Extracted records
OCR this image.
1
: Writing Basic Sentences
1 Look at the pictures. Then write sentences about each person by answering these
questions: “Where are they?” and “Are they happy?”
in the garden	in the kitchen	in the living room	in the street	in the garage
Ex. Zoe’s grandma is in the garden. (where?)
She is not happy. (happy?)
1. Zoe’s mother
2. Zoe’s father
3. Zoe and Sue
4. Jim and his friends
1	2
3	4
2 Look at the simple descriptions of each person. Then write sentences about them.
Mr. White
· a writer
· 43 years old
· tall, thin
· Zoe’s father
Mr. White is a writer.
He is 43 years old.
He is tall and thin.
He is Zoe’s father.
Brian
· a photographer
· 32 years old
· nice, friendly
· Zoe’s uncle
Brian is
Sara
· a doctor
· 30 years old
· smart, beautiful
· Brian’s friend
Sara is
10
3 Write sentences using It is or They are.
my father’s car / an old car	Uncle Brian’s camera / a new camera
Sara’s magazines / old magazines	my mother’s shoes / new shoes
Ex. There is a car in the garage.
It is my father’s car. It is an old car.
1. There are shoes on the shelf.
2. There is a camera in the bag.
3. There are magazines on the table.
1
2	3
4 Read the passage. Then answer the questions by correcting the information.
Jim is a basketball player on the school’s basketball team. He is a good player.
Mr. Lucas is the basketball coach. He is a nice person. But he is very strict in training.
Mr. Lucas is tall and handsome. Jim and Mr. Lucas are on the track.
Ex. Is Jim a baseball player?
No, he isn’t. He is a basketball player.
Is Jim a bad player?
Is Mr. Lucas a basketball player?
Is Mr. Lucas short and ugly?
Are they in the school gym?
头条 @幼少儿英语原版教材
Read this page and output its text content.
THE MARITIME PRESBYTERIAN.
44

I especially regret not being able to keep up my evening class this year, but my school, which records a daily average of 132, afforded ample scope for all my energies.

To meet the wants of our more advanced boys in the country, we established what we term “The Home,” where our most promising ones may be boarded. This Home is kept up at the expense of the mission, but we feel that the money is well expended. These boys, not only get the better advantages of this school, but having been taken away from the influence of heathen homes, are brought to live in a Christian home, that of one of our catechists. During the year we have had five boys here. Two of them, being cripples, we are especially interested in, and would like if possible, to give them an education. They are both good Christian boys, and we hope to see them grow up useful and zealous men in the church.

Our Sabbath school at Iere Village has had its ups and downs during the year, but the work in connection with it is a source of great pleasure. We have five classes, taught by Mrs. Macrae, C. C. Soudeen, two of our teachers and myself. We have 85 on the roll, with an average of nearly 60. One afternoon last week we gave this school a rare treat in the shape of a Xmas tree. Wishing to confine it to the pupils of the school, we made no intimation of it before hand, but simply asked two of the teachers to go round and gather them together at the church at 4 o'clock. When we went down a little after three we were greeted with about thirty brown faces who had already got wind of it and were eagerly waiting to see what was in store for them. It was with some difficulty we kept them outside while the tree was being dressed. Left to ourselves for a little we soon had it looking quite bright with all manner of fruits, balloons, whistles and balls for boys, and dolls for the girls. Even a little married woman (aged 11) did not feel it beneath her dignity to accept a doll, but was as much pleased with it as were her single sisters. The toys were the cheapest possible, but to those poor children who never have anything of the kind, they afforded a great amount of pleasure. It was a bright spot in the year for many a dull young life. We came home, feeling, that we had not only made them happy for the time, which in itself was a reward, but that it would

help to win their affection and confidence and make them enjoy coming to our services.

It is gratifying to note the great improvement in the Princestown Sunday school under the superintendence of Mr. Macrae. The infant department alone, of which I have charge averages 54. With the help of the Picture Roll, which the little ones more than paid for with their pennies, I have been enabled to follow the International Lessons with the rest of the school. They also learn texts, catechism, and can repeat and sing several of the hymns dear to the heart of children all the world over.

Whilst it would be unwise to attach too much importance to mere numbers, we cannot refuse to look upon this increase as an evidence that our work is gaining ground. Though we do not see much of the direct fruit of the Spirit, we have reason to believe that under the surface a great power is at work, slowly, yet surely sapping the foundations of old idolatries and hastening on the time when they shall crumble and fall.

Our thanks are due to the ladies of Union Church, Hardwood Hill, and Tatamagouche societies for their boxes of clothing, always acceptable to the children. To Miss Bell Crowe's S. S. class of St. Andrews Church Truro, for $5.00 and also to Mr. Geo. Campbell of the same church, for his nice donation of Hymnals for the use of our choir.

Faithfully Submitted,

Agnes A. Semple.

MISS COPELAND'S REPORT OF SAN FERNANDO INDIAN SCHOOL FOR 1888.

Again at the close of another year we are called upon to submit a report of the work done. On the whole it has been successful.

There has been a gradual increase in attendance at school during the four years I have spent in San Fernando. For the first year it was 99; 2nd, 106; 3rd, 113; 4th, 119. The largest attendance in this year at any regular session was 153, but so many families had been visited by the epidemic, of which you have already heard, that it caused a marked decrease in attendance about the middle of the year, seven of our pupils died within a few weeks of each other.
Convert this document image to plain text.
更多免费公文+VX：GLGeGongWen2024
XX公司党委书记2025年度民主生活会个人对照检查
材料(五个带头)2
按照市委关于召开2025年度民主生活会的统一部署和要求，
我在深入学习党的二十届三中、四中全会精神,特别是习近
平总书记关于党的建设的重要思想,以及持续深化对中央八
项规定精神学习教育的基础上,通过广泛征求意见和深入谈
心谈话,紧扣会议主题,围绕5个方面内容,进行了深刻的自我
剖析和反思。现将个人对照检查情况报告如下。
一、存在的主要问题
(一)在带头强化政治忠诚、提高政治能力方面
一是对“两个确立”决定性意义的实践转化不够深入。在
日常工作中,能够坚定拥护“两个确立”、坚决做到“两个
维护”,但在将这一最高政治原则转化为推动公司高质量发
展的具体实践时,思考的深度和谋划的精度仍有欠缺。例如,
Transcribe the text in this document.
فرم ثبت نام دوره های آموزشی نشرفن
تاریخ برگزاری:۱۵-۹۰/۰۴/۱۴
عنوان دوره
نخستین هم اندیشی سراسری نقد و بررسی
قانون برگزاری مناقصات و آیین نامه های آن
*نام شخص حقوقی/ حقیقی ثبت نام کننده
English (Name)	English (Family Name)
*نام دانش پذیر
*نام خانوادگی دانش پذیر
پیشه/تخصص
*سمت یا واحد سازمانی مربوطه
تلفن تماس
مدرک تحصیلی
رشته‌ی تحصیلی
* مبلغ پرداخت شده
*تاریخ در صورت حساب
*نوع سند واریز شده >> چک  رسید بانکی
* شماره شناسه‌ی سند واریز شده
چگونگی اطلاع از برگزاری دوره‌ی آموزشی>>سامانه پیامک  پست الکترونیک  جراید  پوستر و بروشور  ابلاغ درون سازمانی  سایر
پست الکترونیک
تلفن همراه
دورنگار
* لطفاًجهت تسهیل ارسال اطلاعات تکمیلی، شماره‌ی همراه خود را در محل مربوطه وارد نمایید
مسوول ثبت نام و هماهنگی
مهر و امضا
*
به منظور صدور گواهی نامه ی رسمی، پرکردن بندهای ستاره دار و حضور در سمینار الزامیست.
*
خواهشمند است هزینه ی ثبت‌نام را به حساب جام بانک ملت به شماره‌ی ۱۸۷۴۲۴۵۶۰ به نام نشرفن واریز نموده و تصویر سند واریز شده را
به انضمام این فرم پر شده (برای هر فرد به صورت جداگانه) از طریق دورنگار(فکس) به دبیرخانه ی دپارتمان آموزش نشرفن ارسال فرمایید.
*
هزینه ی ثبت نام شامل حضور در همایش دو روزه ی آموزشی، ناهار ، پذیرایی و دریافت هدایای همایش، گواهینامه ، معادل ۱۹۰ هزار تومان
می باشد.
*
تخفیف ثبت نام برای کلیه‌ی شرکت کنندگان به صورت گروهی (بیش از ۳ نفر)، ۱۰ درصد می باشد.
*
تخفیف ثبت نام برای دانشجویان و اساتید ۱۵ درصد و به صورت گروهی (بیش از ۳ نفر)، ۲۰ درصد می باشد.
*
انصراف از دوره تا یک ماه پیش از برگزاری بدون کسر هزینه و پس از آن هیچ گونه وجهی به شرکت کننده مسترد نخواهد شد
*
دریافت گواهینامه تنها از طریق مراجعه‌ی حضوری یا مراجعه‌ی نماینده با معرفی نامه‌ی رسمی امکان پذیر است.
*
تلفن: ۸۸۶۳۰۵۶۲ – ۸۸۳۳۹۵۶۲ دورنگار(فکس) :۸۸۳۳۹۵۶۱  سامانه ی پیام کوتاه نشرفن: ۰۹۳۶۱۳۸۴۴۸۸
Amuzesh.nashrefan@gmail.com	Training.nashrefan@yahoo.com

▶ Given request:
Say, as a bare number, how many lines in the entries above include the string "دوره".

▶ Answer to this task:
4